[Data tied to figure images]
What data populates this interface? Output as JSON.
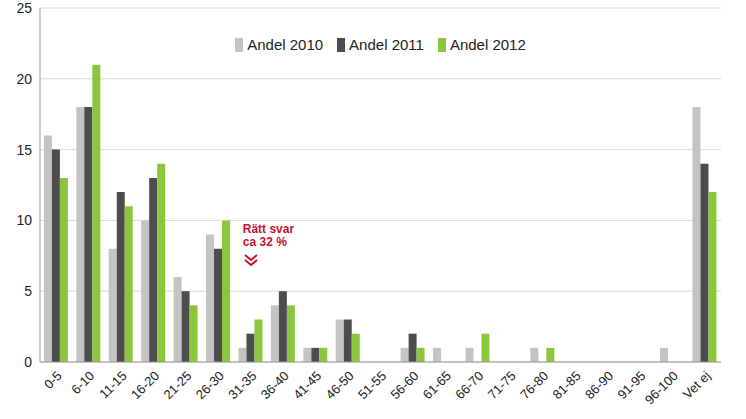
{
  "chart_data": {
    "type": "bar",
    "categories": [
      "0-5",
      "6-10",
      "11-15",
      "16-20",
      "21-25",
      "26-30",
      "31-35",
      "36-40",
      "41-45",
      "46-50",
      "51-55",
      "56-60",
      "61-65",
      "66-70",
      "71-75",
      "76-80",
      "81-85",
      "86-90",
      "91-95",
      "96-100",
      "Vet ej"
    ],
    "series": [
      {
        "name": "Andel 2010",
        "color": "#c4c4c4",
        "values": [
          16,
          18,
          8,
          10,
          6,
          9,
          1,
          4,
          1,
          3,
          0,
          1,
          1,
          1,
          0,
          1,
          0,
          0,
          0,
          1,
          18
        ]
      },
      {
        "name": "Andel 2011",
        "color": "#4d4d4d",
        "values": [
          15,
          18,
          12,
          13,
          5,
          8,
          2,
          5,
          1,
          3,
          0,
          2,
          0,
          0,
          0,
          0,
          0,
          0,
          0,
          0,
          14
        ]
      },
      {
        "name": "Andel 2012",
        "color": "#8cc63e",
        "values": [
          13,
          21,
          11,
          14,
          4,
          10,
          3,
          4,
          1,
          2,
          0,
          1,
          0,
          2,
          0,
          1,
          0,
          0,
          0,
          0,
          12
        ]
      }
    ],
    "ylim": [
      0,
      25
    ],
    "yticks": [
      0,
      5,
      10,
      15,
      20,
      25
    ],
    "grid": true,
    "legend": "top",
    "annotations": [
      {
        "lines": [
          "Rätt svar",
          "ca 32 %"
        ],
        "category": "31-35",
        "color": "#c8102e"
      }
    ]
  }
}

THE EXERCISE: Report the number of lines in the entries above that include the string "color". Give nothing but the number.

ANSWER: 4